## start DATA SUPPLIED

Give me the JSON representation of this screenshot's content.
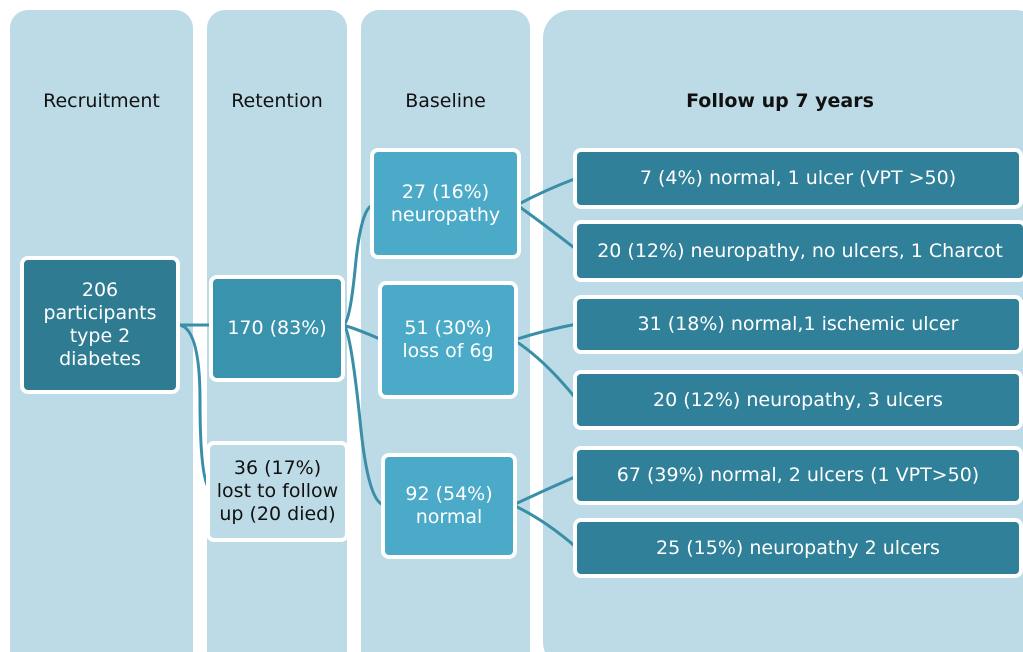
{
  "columns": [
    "Recruitment",
    "Retention",
    "Baseline",
    "Follow up 7 years"
  ],
  "recruitment": "206 participants type 2 diabetes",
  "retention": [
    "170 (83%)",
    "36 (17%) lost to follow up (20 died)"
  ],
  "baseline": [
    "27 (16%) neuropathy",
    "51 (30%) loss of 6g",
    "92 (54%) normal"
  ],
  "follow_up": [
    "7 (4%) normal, 1 ulcer (VPT >50)",
    "20 (12%) neuropathy, no ulcers, 1 Charcot",
    "31 (18%) normal,1 ischemic ulcer",
    "20 (12%) neuropathy, 3 ulcers",
    "67 (39%) normal, 2 ulcers (1 VPT>50)",
    "25 (15%) neuropathy 2 ulcers"
  ]
}
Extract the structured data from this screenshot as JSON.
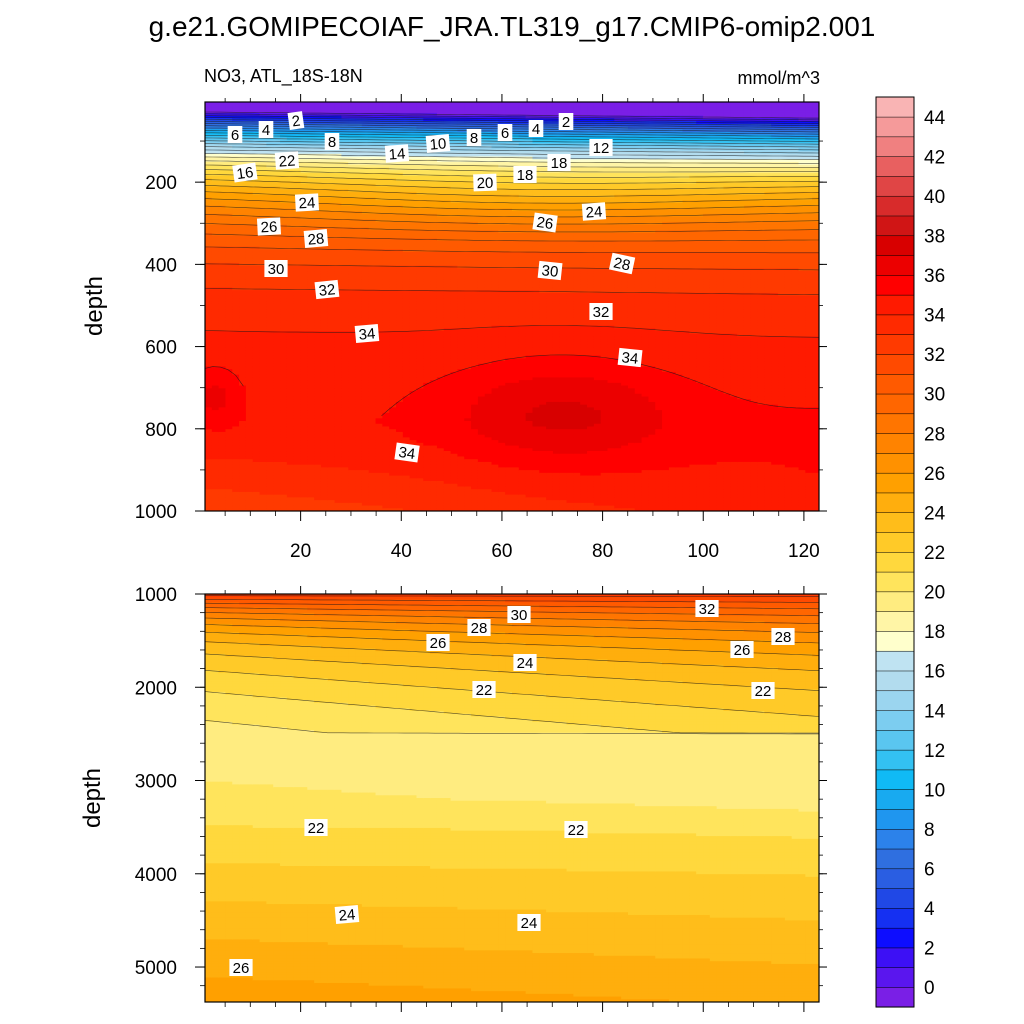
{
  "title": "g.e21.GOMIPECOIAF_JRA.TL319_g17.CMIP6-omip2.001",
  "chart_data": [
    {
      "type": "contour",
      "panel": "upper",
      "subtitle_left": "NO3, ATL_18S-18N",
      "subtitle_right": "mmol/m^3",
      "ylabel": "depth",
      "xlabel": "",
      "xlim": [
        1,
        123
      ],
      "ylim": [
        1000,
        5
      ],
      "x_ticks": [
        "20",
        "40",
        "60",
        "80",
        "100",
        "120"
      ],
      "y_ticks": [
        "200",
        "400",
        "600",
        "800",
        "1000"
      ],
      "contour_labels": [
        "6",
        "4",
        "2",
        "8",
        "10",
        "8",
        "6",
        "4",
        "2",
        "12",
        "14",
        "18",
        "16",
        "22",
        "20",
        "18",
        "24",
        "24",
        "26",
        "26",
        "28",
        "28",
        "30",
        "30",
        "32",
        "32",
        "34",
        "34",
        "34"
      ],
      "bands_depth_at_x": {
        "x": [
          1,
          60,
          123
        ],
        "levels": [
          2,
          4,
          6,
          8,
          10,
          12,
          14,
          16,
          18,
          20,
          22,
          24,
          26,
          28,
          30,
          32,
          34
        ],
        "depth_left": [
          40,
          60,
          80,
          100,
          120,
          135,
          150,
          165,
          185,
          200,
          215,
          250,
          310,
          350,
          400,
          470,
          560
        ],
        "depth_mid": [
          30,
          45,
          60,
          75,
          90,
          110,
          125,
          140,
          155,
          170,
          185,
          225,
          290,
          360,
          430,
          500,
          580
        ],
        "depth_right": [
          35,
          45,
          55,
          65,
          80,
          95,
          110,
          130,
          150,
          180,
          210,
          300,
          380,
          440,
          500,
          560,
          640
        ]
      },
      "max_core": {
        "value": 36,
        "x_range": [
          47,
          100
        ],
        "depth_range": [
          640,
          890
        ]
      }
    },
    {
      "type": "contour",
      "panel": "lower",
      "ylabel": "depth",
      "xlim": [
        1,
        123
      ],
      "ylim": [
        5375,
        1000
      ],
      "y_ticks": [
        "1000",
        "2000",
        "3000",
        "4000",
        "5000"
      ],
      "contour_labels": [
        "30",
        "32",
        "28",
        "28",
        "26",
        "26",
        "24",
        "22",
        "22",
        "22",
        "22",
        "24",
        "24",
        "26"
      ],
      "min_core": {
        "value": 21,
        "x_range": [
          3,
          123
        ],
        "depth_range": [
          2100,
          3100
        ]
      },
      "iso22_upper_depth": [
        1650,
        1900,
        2000
      ],
      "iso22_lower_depth": [
        3550,
        3520,
        3540
      ],
      "iso24_depth": [
        4400,
        4550,
        4300
      ],
      "iso26_depth": [
        4950,
        5300,
        5150
      ]
    }
  ],
  "colorbar": {
    "tick_labels": [
      "0",
      "2",
      "4",
      "6",
      "8",
      "10",
      "12",
      "14",
      "16",
      "18",
      "20",
      "22",
      "24",
      "26",
      "28",
      "30",
      "32",
      "34",
      "36",
      "38",
      "40",
      "42",
      "44"
    ],
    "colors": [
      "#7a1fe6",
      "#5a16ee",
      "#3d10f5",
      "#0d0dff",
      "#1530f2",
      "#2048e6",
      "#2a5ee2",
      "#2f6fe0",
      "#2c82ea",
      "#1f96ef",
      "#18aaf0",
      "#10baf5",
      "#33c1f2",
      "#5ac6f0",
      "#7ccdf0",
      "#9bd5ef",
      "#b2dcee",
      "#bfe3f2",
      "#ffffcc",
      "#fff5a6",
      "#ffec80",
      "#ffe45c",
      "#ffd83d",
      "#ffca28",
      "#ffbd1a",
      "#ffae0d",
      "#ffa000",
      "#ff9100",
      "#ff8300",
      "#ff7500",
      "#ff6600",
      "#ff5a00",
      "#ff4a00",
      "#ff3a00",
      "#ff2a00",
      "#ff1a00",
      "#ff0000",
      "#ec0000",
      "#d80000",
      "#d01515",
      "#d82b2b",
      "#e04545",
      "#e86060",
      "#f08080",
      "#f59a9a",
      "#f9b4b4"
    ]
  }
}
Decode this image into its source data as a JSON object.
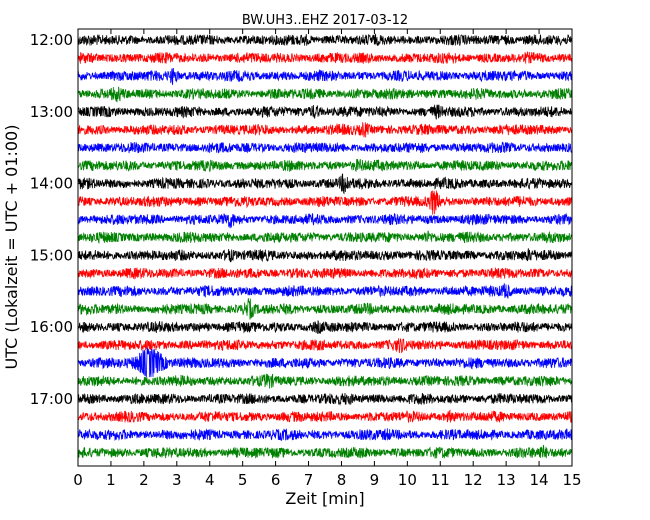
{
  "chart_data": {
    "type": "line",
    "subtype": "dayplot",
    "title": "BW.UH3..EHZ 2017-03-12",
    "xlabel": "Zeit  [min]",
    "ylabel": "UTC (Lokalzeit = UTC + 01:00)",
    "xlim": [
      0,
      15
    ],
    "x_ticks": [
      0,
      1,
      2,
      3,
      4,
      5,
      6,
      7,
      8,
      9,
      10,
      11,
      12,
      13,
      14,
      15
    ],
    "x_tick_labels": [
      "0",
      "1",
      "2",
      "3",
      "4",
      "5",
      "6",
      "7",
      "8",
      "9",
      "10",
      "11",
      "12",
      "13",
      "14",
      "15"
    ],
    "y_tick_labels": [
      "12:00",
      "13:00",
      "14:00",
      "15:00",
      "16:00",
      "17:00"
    ],
    "y_tick_trace_index": [
      0,
      4,
      8,
      12,
      16,
      20
    ],
    "minutes_per_trace": 15,
    "start_time": "12:00",
    "trace_count": 24,
    "color_cycle": [
      "#000000",
      "#ff0000",
      "#0000ff",
      "#008000"
    ],
    "grid": false,
    "legend": "none",
    "events": [
      {
        "trace_start": "12:00",
        "minute": 6.9,
        "amplitude": 1.5
      },
      {
        "trace_start": "12:00",
        "minute": 13.0,
        "amplitude": 1.4
      },
      {
        "trace_start": "12:30",
        "minute": 2.9,
        "amplitude": 2.2
      },
      {
        "trace_start": "12:45",
        "minute": 1.2,
        "amplitude": 1.6
      },
      {
        "trace_start": "13:00",
        "minute": 7.2,
        "amplitude": 1.8
      },
      {
        "trace_start": "13:00",
        "minute": 10.9,
        "amplitude": 1.6
      },
      {
        "trace_start": "13:15",
        "minute": 8.7,
        "amplitude": 2.0
      },
      {
        "trace_start": "13:45",
        "minute": 8.5,
        "amplitude": 1.6
      },
      {
        "trace_start": "14:00",
        "minute": 8.1,
        "amplitude": 2.6
      },
      {
        "trace_start": "14:15",
        "minute": 10.8,
        "amplitude": 3.0
      },
      {
        "trace_start": "14:30",
        "minute": 4.6,
        "amplitude": 1.8
      },
      {
        "trace_start": "14:45",
        "minute": 10.6,
        "amplitude": 1.5
      },
      {
        "trace_start": "15:00",
        "minute": 4.6,
        "amplitude": 1.6
      },
      {
        "trace_start": "15:00",
        "minute": 13.7,
        "amplitude": 1.5
      },
      {
        "trace_start": "15:30",
        "minute": 13.0,
        "amplitude": 2.0
      },
      {
        "trace_start": "15:45",
        "minute": 5.2,
        "amplitude": 2.4
      },
      {
        "trace_start": "16:00",
        "minute": 7.3,
        "amplitude": 1.4
      },
      {
        "trace_start": "16:15",
        "minute": 9.8,
        "amplitude": 1.6
      },
      {
        "trace_start": "16:30",
        "minute": 2.2,
        "amplitude": 3.6
      },
      {
        "trace_start": "16:45",
        "minute": 5.8,
        "amplitude": 1.6
      },
      {
        "trace_start": "17:00",
        "minute": 8.2,
        "amplitude": 1.4
      },
      {
        "trace_start": "17:15",
        "minute": 11.3,
        "amplitude": 1.5
      },
      {
        "trace_start": "17:30",
        "minute": 9.4,
        "amplitude": 1.5
      },
      {
        "trace_start": "17:45",
        "minute": 14.1,
        "amplitude": 1.8
      }
    ]
  }
}
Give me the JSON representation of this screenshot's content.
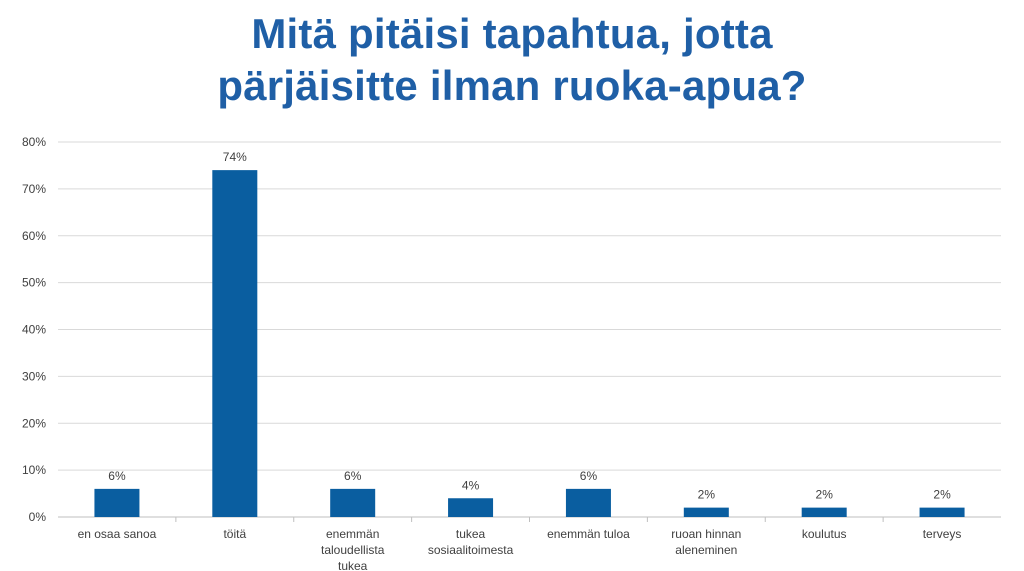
{
  "title_lines": [
    "Mitä pitäisi tapahtua, jotta",
    "pärjäisitte ilman ruoka-apua?"
  ],
  "colors": {
    "title": "#1f5fa6",
    "bar": "#0a5ea0",
    "grid": "#d9d9d9",
    "text": "#404040"
  },
  "chart_data": {
    "type": "bar",
    "title": "Mitä pitäisi tapahtua, jotta pärjäisitte ilman ruoka-apua?",
    "categories": [
      [
        "en osaa sanoa"
      ],
      [
        "töitä"
      ],
      [
        "enemmän",
        "taloudellista",
        "tukea"
      ],
      [
        "tukea",
        "sosiaalitoimesta"
      ],
      [
        "enemmän tuloa"
      ],
      [
        "ruoan hinnan",
        "aleneminen"
      ],
      [
        "koulutus"
      ],
      [
        "terveys"
      ]
    ],
    "values": [
      6,
      74,
      6,
      4,
      6,
      2,
      2,
      2
    ],
    "data_labels": [
      "6%",
      "74%",
      "6%",
      "4%",
      "6%",
      "2%",
      "2%",
      "2%"
    ],
    "y_ticks": [
      "0%",
      "10%",
      "20%",
      "30%",
      "40%",
      "50%",
      "60%",
      "70%",
      "80%"
    ],
    "ylim": [
      0,
      80
    ],
    "grid": true,
    "legend": "none"
  }
}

## end DATA SUPPLIED

→ **WHAT TO DO**: Within the entries above, report how many lines include "this", and keep the answer to the number.

→ **WRITTEN ANSWER**: 4